◆ GIVEN PROBLEM ◆
From the entries below, copy every line where the string "JSON" appears.

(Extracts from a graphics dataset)
□ □ □ □ □ □ □
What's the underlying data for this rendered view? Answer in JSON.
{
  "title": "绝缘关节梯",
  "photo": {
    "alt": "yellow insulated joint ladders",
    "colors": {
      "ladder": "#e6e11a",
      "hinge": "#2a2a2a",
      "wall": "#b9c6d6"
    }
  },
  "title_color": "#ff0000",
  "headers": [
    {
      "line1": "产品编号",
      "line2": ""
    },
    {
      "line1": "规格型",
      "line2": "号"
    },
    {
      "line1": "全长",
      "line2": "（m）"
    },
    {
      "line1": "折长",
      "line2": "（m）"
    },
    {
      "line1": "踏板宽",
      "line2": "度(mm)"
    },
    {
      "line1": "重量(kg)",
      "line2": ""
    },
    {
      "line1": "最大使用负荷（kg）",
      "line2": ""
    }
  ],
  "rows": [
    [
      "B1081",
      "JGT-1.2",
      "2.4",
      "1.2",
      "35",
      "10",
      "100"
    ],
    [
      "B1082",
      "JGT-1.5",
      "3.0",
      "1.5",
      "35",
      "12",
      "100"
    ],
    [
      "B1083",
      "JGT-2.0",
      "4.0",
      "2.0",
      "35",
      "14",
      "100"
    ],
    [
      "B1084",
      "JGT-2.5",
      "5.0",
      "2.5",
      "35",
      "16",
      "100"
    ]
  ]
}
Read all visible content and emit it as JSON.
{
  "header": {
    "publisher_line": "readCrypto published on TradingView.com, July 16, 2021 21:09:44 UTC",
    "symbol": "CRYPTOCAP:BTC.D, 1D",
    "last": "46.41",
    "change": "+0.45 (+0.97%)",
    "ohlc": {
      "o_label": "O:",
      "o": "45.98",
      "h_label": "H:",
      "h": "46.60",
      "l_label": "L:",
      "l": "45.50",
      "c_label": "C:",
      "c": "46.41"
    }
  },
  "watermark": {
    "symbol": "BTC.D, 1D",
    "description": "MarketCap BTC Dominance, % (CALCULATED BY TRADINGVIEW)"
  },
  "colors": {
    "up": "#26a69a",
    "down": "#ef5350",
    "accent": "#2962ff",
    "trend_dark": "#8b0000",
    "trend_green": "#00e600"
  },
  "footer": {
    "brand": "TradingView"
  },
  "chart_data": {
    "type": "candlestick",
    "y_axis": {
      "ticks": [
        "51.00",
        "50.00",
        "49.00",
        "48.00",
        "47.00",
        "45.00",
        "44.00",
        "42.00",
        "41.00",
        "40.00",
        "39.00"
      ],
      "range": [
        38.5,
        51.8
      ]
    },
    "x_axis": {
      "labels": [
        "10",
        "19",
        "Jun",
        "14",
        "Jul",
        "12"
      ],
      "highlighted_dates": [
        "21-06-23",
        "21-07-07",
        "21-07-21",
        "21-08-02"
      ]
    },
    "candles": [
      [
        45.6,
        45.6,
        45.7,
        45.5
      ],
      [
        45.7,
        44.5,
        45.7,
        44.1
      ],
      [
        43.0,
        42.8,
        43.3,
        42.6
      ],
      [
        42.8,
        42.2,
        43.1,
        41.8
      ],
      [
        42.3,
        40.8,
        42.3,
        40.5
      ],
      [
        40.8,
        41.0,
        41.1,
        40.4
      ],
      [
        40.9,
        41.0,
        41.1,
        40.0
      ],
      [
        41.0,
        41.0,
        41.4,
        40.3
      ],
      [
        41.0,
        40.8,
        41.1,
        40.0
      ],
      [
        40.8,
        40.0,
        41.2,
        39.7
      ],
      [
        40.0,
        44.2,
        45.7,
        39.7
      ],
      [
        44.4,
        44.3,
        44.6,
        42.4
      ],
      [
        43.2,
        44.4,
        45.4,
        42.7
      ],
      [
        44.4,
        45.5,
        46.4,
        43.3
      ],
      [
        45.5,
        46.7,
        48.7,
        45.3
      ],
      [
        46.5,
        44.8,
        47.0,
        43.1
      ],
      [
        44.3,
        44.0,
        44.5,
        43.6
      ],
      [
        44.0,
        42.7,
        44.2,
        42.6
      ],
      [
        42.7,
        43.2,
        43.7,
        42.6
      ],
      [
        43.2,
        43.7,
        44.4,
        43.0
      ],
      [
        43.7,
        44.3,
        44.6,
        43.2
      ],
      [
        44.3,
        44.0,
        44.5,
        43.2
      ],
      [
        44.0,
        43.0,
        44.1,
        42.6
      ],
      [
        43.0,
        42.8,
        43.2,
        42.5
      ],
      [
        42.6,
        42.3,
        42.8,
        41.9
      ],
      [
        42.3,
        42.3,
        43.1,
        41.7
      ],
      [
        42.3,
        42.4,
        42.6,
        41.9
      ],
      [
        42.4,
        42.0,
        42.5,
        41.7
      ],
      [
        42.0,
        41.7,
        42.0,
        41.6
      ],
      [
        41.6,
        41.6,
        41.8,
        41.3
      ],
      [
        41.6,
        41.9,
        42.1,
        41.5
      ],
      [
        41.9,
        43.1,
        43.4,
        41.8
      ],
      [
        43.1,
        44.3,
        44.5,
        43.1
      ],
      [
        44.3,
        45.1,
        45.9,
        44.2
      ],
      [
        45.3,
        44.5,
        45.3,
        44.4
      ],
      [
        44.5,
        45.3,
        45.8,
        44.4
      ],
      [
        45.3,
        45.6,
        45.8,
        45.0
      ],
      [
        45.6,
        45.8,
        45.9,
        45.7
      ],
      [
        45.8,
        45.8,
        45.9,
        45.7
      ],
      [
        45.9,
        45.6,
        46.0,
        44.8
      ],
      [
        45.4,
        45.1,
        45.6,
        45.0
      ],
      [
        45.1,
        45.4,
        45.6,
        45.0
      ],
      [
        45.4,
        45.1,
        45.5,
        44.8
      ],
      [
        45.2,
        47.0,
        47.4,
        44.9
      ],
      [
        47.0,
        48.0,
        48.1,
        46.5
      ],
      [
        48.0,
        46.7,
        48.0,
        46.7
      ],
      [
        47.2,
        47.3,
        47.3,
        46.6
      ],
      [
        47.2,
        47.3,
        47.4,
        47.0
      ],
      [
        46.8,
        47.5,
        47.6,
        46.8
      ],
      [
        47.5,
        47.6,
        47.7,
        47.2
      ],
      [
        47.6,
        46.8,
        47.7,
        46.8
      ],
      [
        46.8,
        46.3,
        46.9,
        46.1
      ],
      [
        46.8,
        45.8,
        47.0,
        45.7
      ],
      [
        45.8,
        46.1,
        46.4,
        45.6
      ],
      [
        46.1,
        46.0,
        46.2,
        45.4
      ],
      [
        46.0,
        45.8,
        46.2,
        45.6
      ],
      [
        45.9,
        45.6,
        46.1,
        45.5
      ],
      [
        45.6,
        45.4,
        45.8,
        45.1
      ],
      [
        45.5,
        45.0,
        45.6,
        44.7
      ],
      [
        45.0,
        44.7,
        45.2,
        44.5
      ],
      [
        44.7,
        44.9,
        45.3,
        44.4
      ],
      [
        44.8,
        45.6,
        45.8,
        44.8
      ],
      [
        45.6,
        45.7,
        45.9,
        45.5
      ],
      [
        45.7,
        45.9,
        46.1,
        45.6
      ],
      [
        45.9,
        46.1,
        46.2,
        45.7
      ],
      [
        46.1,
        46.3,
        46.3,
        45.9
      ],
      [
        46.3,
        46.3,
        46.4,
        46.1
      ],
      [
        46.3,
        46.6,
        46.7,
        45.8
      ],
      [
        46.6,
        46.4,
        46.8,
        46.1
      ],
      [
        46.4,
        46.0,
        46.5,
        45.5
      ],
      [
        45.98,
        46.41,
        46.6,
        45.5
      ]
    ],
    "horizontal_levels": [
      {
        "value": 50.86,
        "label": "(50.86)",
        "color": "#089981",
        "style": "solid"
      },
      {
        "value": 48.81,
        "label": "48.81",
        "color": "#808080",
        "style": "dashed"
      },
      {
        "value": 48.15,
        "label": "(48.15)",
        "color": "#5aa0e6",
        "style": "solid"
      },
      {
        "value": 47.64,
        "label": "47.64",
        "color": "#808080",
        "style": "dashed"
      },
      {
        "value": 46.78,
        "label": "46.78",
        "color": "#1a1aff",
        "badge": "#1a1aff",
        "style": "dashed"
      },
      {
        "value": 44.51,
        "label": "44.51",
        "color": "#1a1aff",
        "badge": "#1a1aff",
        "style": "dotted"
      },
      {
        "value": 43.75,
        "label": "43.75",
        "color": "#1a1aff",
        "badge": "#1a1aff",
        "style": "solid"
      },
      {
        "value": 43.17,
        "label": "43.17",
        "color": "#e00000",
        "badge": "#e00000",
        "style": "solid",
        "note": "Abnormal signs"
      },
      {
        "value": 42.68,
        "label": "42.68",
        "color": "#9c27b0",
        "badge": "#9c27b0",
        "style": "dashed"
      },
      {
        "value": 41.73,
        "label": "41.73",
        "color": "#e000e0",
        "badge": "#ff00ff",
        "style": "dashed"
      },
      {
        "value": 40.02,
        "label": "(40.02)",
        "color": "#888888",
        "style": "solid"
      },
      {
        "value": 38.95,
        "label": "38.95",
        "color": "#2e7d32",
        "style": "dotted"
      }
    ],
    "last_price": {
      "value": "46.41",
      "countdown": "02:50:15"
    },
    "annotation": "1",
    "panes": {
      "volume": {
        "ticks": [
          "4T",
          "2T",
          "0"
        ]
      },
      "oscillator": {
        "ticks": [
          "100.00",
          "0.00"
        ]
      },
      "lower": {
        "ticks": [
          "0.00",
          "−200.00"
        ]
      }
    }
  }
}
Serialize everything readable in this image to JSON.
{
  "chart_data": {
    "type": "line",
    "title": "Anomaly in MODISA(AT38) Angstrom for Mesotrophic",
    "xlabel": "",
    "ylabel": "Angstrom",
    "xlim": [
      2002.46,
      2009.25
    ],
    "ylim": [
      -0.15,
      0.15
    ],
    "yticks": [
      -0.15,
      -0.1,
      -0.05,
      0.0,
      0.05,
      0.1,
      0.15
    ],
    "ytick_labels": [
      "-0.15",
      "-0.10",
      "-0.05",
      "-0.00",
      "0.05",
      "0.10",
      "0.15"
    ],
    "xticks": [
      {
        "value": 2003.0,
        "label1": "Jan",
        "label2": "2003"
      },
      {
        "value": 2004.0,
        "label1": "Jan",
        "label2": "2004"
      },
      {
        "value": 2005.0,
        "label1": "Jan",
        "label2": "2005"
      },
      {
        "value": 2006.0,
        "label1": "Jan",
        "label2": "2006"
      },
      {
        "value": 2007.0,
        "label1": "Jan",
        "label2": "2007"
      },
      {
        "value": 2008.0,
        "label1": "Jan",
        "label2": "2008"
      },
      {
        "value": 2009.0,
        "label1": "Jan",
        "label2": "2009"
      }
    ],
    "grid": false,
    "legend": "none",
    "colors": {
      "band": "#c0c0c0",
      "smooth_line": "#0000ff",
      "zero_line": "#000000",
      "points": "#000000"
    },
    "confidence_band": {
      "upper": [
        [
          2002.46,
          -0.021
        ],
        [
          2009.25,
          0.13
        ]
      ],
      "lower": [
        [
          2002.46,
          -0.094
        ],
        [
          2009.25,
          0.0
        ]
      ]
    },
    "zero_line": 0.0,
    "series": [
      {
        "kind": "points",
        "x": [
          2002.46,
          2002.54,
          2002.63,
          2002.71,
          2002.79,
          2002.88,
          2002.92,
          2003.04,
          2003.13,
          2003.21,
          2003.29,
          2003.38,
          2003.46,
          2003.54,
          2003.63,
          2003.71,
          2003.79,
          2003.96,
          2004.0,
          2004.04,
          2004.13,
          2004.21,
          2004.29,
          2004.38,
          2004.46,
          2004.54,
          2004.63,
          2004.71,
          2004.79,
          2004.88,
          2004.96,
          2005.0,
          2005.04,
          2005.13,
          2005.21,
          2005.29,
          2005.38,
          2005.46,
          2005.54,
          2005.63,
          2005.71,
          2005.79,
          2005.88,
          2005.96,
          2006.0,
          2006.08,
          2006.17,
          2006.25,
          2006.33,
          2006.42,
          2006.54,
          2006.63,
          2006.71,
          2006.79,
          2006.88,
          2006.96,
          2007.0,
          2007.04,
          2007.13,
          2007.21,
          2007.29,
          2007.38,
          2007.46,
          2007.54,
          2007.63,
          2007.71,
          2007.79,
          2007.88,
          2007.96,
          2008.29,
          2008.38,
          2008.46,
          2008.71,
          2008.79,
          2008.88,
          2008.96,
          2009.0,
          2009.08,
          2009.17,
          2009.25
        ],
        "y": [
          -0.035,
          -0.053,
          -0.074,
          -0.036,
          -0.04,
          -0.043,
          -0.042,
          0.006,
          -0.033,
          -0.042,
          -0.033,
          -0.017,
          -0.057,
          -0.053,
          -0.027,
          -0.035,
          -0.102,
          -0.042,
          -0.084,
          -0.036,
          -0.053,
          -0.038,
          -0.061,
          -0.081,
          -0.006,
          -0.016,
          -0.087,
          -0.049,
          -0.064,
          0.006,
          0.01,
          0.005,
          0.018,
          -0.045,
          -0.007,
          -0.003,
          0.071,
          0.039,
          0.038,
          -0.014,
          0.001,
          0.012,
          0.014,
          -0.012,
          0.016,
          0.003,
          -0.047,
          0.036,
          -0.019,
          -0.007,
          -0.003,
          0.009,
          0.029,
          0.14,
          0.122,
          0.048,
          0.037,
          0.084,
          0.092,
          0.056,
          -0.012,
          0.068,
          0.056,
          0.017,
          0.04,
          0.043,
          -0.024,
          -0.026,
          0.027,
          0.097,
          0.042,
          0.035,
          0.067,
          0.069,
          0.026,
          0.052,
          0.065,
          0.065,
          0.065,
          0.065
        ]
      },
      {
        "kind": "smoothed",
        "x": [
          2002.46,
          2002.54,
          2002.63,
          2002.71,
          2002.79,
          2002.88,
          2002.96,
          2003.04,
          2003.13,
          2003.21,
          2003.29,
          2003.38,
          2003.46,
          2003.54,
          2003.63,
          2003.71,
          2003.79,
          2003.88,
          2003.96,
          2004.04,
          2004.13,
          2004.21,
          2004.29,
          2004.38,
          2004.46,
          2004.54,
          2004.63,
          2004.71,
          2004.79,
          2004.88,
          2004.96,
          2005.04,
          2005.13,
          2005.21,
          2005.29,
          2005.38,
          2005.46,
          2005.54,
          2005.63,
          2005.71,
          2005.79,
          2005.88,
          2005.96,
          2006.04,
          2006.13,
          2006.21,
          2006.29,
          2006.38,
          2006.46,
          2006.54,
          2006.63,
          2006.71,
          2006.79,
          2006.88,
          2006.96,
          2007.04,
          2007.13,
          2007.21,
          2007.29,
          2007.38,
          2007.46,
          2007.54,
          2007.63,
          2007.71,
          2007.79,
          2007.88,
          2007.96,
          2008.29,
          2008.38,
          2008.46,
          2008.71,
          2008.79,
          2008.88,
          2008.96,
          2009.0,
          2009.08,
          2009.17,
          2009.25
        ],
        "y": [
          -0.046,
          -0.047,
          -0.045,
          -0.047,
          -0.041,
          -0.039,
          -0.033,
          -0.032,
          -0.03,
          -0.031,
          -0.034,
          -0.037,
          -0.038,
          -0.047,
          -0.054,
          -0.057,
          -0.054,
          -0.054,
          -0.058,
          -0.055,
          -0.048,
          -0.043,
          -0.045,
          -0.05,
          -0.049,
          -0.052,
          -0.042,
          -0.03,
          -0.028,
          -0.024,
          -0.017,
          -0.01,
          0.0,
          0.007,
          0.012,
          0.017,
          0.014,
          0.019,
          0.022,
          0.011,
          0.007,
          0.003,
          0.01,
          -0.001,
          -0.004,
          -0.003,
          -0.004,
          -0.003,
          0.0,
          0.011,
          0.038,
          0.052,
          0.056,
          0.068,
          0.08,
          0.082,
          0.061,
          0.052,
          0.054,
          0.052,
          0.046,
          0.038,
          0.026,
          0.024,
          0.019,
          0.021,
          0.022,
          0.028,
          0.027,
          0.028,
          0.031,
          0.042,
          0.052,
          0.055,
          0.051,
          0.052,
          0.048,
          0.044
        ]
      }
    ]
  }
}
□ □ □ □ □ □ □
◆ THE SOLUTION ◆
What's the underlying data for this rendered view? Answer in JSON.
Read all visible content and emit it as JSON.
Serialize everything readable in this image to JSON.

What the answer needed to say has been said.